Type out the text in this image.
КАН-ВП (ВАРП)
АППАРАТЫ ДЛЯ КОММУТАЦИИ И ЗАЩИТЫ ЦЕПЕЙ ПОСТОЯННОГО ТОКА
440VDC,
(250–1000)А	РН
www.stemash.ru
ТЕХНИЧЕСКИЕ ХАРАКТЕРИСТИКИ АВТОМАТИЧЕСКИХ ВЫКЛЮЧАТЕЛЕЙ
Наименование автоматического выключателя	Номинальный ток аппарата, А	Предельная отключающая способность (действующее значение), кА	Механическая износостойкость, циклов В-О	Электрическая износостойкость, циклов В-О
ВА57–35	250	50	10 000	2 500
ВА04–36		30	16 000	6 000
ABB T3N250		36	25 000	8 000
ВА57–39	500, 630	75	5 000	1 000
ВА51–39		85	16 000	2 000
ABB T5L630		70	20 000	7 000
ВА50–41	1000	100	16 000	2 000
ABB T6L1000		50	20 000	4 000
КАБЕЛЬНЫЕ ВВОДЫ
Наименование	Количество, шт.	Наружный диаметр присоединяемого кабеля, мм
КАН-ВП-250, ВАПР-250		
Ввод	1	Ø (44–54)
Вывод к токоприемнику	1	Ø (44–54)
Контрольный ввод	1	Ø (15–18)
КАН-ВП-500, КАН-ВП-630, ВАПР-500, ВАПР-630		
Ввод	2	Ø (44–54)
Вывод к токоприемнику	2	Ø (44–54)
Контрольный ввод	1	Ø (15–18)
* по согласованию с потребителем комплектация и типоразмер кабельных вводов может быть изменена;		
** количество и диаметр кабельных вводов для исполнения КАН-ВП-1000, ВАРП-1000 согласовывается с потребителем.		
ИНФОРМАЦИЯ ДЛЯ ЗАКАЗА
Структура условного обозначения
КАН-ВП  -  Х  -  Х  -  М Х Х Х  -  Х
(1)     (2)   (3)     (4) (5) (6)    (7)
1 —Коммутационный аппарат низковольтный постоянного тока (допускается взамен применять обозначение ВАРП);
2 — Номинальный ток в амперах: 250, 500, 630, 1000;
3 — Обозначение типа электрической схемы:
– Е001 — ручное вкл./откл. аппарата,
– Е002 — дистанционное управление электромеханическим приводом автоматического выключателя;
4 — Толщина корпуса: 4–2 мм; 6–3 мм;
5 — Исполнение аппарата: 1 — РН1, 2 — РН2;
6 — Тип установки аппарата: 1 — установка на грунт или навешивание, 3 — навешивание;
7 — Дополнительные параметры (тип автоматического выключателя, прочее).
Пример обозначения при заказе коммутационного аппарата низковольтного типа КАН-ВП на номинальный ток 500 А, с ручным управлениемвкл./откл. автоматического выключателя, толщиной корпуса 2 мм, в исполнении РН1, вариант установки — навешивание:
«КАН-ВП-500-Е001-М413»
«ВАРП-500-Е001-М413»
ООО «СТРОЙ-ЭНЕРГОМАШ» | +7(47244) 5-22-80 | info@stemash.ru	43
- - - - -
■ **Problem statement**: Show every line that contains the word "токоприемнику".

■ **Answer to this problem**:
Вывод к токоприемнику	1	Ø (44–54)
Вывод к токоприемнику	2	Ø (44–54)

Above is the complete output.